**PROBLEM REQUIREMENTS:** Every line of the listing must be reproduced as it stands. Leave the images behind.

**DATA PROVIDED:**
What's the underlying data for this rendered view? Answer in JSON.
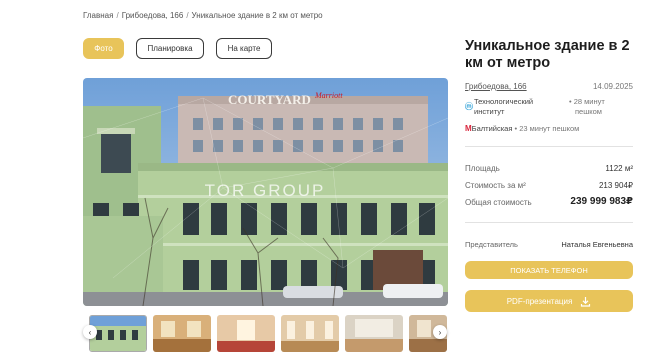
{
  "breadcrumb": {
    "items": [
      "Главная",
      "Грибоедова, 166",
      "Уникальное здание в 2 км от метро"
    ],
    "separator": "/"
  },
  "tabs": [
    {
      "label": "Фото",
      "active": true
    },
    {
      "label": "Планировка",
      "active": false
    },
    {
      "label": "На карте",
      "active": false
    }
  ],
  "gallery": {
    "watermark": "TOR GROUP",
    "sign_text": "COURTYARD",
    "sign_brand": "Marriott",
    "prev_icon": "chevron-left-icon",
    "next_icon": "chevron-right-icon"
  },
  "listing": {
    "title": "Уникальное здание в 2 км от метро",
    "address": "Грибоедова, 166",
    "date": "14.09.2025",
    "metro": [
      {
        "station_line1": "Технологический",
        "station_line2": "институт",
        "walk_line1": "28 минут",
        "walk_line2": "пешком",
        "color": "#3aa6d9"
      },
      {
        "station": "Балтийская",
        "walk": "23 минут пешком",
        "color": "#d9253c"
      }
    ],
    "area_label": "Площадь",
    "area_value": "1122 м²",
    "price_per_m2_label": "Стоимость за м²",
    "price_per_m2_value": "213 904₽",
    "total_label": "Общая стоимость",
    "total_value": "239 999 983₽",
    "agent_label": "Представитель",
    "agent_name": "Наталья Евгеньевна",
    "phone_button": "ПОКАЗАТЬ ТЕЛЕФОН",
    "pdf_button": "PDF-презентация",
    "pdf_icon": "download-icon"
  },
  "colors": {
    "accent": "#e8c45a",
    "text": "#2b2b2b"
  }
}
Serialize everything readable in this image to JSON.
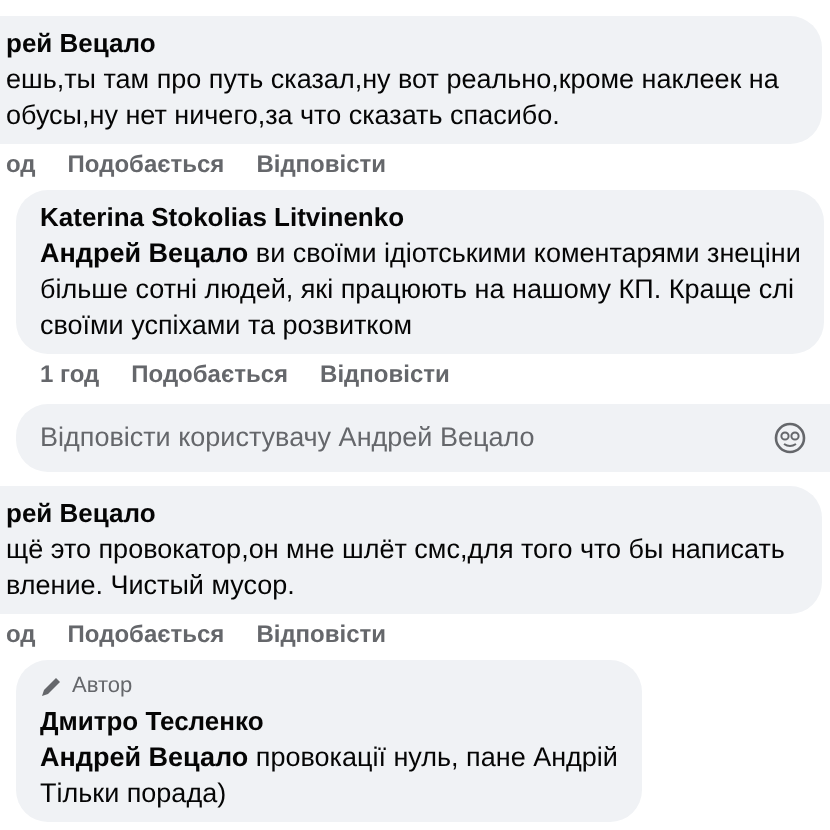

**SOLUTION TO THE PROBLEM:**
What's the underlying data for this rendered view? Answer in JSON.
{
  "breadcrumb": {
    "items": [
      "Главная",
      "Грибоедова, 166",
      "Уникальное здание в 2 км от метро"
    ],
    "separator": "/"
  },
  "tabs": [
    {
      "label": "Фото",
      "active": true
    },
    {
      "label": "Планировка",
      "active": false
    },
    {
      "label": "На карте",
      "active": false
    }
  ],
  "gallery": {
    "watermark": "TOR GROUP",
    "sign_text": "COURTYARD",
    "sign_brand": "Marriott",
    "prev_icon": "chevron-left-icon",
    "next_icon": "chevron-right-icon"
  },
  "listing": {
    "title": "Уникальное здание в 2 км от метро",
    "address": "Грибоедова, 166",
    "date": "14.09.2025",
    "metro": [
      {
        "station_line1": "Технологический",
        "station_line2": "институт",
        "walk_line1": "28 минут",
        "walk_line2": "пешком",
        "color": "#3aa6d9"
      },
      {
        "station": "Балтийская",
        "walk": "23 минут пешком",
        "color": "#d9253c"
      }
    ],
    "area_label": "Площадь",
    "area_value": "1122 м²",
    "price_per_m2_label": "Стоимость за м²",
    "price_per_m2_value": "213 904₽",
    "total_label": "Общая стоимость",
    "total_value": "239 999 983₽",
    "agent_label": "Представитель",
    "agent_name": "Наталья Евгеньевна",
    "phone_button": "ПОКАЗАТЬ ТЕЛЕФОН",
    "pdf_button": "PDF-презентация",
    "pdf_icon": "download-icon"
  },
  "colors": {
    "accent": "#e8c45a",
    "text": "#2b2b2b"
  }
}
Serialize everything readable in this image to JSON.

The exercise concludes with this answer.